(AIM)
Extract every line from the entries below and reproduce each one character for character.

(Stored data entries)
────
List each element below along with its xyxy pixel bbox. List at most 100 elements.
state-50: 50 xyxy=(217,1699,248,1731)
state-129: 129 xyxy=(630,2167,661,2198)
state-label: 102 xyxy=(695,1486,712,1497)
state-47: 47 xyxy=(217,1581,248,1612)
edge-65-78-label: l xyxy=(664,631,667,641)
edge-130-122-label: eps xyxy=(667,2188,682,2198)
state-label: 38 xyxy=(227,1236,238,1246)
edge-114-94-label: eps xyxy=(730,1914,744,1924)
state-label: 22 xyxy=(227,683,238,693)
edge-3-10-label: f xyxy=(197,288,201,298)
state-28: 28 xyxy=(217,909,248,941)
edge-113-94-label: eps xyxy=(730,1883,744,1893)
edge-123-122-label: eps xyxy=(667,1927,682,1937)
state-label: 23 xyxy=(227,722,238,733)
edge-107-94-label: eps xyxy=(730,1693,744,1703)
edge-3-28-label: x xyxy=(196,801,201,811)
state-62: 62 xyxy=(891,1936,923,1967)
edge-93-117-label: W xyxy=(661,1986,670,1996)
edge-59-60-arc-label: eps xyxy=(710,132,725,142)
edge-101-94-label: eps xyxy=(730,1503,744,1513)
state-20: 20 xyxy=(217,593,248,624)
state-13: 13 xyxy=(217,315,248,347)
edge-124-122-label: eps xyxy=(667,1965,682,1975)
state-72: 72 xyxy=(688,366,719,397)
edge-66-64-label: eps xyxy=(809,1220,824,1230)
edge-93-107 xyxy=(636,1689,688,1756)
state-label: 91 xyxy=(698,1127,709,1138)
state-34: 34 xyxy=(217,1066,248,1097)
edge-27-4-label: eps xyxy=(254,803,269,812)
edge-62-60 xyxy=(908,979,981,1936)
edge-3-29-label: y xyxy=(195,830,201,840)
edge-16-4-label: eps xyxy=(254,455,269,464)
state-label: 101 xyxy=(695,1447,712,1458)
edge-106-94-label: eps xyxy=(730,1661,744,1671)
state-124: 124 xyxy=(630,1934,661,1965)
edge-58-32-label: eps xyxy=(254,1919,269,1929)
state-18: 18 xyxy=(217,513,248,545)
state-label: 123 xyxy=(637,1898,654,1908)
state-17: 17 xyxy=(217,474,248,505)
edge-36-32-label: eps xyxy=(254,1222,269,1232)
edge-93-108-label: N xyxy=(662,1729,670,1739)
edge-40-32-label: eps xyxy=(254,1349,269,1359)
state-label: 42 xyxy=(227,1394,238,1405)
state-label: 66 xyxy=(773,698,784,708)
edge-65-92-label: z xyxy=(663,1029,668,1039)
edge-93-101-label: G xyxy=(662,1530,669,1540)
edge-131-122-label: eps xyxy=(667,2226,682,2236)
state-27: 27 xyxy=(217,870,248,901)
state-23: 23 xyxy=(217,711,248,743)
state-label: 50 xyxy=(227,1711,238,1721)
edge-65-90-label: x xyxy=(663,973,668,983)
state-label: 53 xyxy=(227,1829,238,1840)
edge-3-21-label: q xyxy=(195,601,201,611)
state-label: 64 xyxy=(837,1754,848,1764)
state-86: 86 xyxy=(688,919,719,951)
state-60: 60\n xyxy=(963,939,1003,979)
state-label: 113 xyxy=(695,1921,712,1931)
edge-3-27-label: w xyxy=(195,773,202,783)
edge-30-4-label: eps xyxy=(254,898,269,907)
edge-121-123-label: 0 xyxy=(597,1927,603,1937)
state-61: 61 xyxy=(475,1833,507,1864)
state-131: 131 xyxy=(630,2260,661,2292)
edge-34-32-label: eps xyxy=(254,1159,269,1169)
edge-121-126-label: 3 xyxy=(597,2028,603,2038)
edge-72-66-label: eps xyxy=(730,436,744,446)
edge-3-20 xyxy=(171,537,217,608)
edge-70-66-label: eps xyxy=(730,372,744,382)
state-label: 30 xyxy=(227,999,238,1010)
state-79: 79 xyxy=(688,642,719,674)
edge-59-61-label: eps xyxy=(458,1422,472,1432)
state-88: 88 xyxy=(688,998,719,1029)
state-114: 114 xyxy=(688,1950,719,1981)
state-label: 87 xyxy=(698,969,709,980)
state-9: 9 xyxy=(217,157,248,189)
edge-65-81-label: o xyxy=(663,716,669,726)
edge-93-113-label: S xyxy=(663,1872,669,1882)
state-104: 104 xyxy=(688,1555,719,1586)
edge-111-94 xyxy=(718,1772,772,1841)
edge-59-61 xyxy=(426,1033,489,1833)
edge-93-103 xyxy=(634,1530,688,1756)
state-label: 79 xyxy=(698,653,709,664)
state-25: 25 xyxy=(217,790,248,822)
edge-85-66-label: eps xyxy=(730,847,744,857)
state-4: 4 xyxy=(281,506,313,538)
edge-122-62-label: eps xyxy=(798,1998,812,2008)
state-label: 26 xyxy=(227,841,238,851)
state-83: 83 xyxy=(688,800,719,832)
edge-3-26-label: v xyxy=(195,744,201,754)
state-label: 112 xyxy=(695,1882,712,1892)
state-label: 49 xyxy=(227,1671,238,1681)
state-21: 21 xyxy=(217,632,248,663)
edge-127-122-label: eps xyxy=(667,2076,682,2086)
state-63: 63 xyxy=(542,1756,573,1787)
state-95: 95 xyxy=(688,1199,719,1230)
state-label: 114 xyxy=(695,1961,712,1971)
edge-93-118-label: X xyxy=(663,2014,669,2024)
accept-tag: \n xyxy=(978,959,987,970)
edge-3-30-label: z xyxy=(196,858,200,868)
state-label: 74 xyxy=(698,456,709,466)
────
(SOLUTION TO THIS EXERCISE)
List each element below along with its xyxy pixel bbox. List at most 100 elements.
state-50: 50 xyxy=(217,1699,248,1731)
state-129: 129 xyxy=(630,2167,661,2198)
state-label: 102 xyxy=(695,1486,712,1497)
state-47: 47 xyxy=(217,1581,248,1612)
edge-65-78-label: l xyxy=(664,631,667,641)
edge-130-122-label: eps xyxy=(667,2188,682,2198)
state-label: 38 xyxy=(227,1236,238,1246)
edge-114-94-label: eps xyxy=(730,1914,744,1924)
state-label: 22 xyxy=(227,683,238,693)
edge-3-10-label: f xyxy=(197,288,201,298)
state-28: 28 xyxy=(217,909,248,941)
edge-113-94-label: eps xyxy=(730,1883,744,1893)
edge-123-122-label: eps xyxy=(667,1927,682,1937)
state-label: 23 xyxy=(227,722,238,733)
edge-107-94-label: eps xyxy=(730,1693,744,1703)
edge-3-28-label: x xyxy=(196,801,201,811)
state-62: 62 xyxy=(891,1936,923,1967)
edge-93-117-label: W xyxy=(661,1986,670,1996)
edge-59-60-arc-label: eps xyxy=(710,132,725,142)
edge-101-94-label: eps xyxy=(730,1503,744,1513)
state-20: 20 xyxy=(217,593,248,624)
state-13: 13 xyxy=(217,315,248,347)
edge-124-122-label: eps xyxy=(667,1965,682,1975)
state-72: 72 xyxy=(688,366,719,397)
edge-66-64-label: eps xyxy=(809,1220,824,1230)
edge-93-107 xyxy=(636,1689,688,1756)
state-label: 91 xyxy=(698,1127,709,1138)
state-34: 34 xyxy=(217,1066,248,1097)
edge-27-4-label: eps xyxy=(254,803,269,812)
edge-62-60 xyxy=(908,979,981,1936)
edge-3-29-label: y xyxy=(195,830,201,840)
edge-16-4-label: eps xyxy=(254,455,269,464)
state-label: 101 xyxy=(695,1447,712,1458)
edge-106-94-label: eps xyxy=(730,1661,744,1671)
state-124: 124 xyxy=(630,1934,661,1965)
edge-58-32-label: eps xyxy=(254,1919,269,1929)
state-18: 18 xyxy=(217,513,248,545)
state-label: 123 xyxy=(637,1898,654,1908)
state-17: 17 xyxy=(217,474,248,505)
edge-36-32-label: eps xyxy=(254,1222,269,1232)
edge-93-108-label: N xyxy=(662,1729,670,1739)
edge-40-32-label: eps xyxy=(254,1349,269,1359)
state-label: 42 xyxy=(227,1394,238,1405)
state-label: 66 xyxy=(773,698,784,708)
edge-65-92-label: z xyxy=(663,1029,668,1039)
edge-93-101-label: G xyxy=(662,1530,669,1540)
edge-131-122-label: eps xyxy=(667,2226,682,2236)
state-27: 27 xyxy=(217,870,248,901)
state-23: 23 xyxy=(217,711,248,743)
state-label: 50 xyxy=(227,1711,238,1721)
edge-65-90-label: x xyxy=(663,973,668,983)
state-label: 53 xyxy=(227,1829,238,1840)
edge-3-21-label: q xyxy=(195,601,201,611)
state-label: 64 xyxy=(837,1754,848,1764)
state-86: 86 xyxy=(688,919,719,951)
state-60: 60\n xyxy=(963,939,1003,979)
state-label: 113 xyxy=(695,1921,712,1931)
edge-3-27-label: w xyxy=(195,773,202,783)
edge-30-4-label: eps xyxy=(254,898,269,907)
edge-121-123-label: 0 xyxy=(597,1927,603,1937)
state-61: 61 xyxy=(475,1833,507,1864)
state-131: 131 xyxy=(630,2260,661,2292)
edge-34-32-label: eps xyxy=(254,1159,269,1169)
edge-121-126-label: 3 xyxy=(597,2028,603,2038)
edge-72-66-label: eps xyxy=(730,436,744,446)
edge-3-20 xyxy=(171,537,217,608)
edge-70-66-label: eps xyxy=(730,372,744,382)
state-label: 30 xyxy=(227,999,238,1010)
state-79: 79 xyxy=(688,642,719,674)
edge-59-61-label: eps xyxy=(458,1422,472,1432)
state-88: 88 xyxy=(688,998,719,1029)
state-114: 114 xyxy=(688,1950,719,1981)
state-label: 87 xyxy=(698,969,709,980)
state-9: 9 xyxy=(217,157,248,189)
edge-65-81-label: o xyxy=(663,716,669,726)
edge-93-113-label: S xyxy=(663,1872,669,1882)
state-104: 104 xyxy=(688,1555,719,1586)
edge-111-94 xyxy=(718,1772,772,1841)
edge-59-61 xyxy=(426,1033,489,1833)
edge-93-103 xyxy=(634,1530,688,1756)
state-label: 79 xyxy=(698,653,709,664)
state-25: 25 xyxy=(217,790,248,822)
edge-85-66-label: eps xyxy=(730,847,744,857)
state-4: 4 xyxy=(281,506,313,538)
edge-122-62-label: eps xyxy=(798,1998,812,2008)
state-label: 26 xyxy=(227,841,238,851)
state-83: 83 xyxy=(688,800,719,832)
edge-3-26-label: v xyxy=(195,744,201,754)
state-label: 112 xyxy=(695,1882,712,1892)
state-label: 49 xyxy=(227,1671,238,1681)
state-21: 21 xyxy=(217,632,248,663)
edge-127-122-label: eps xyxy=(667,2076,682,2086)
state-63: 63 xyxy=(542,1756,573,1787)
state-95: 95 xyxy=(688,1199,719,1230)
state-label: 114 xyxy=(695,1961,712,1971)
edge-93-118-label: X xyxy=(663,2014,669,2024)
accept-tag: \n xyxy=(978,959,987,970)
edge-3-30-label: z xyxy=(196,858,200,868)
state-label: 74 xyxy=(698,456,709,466)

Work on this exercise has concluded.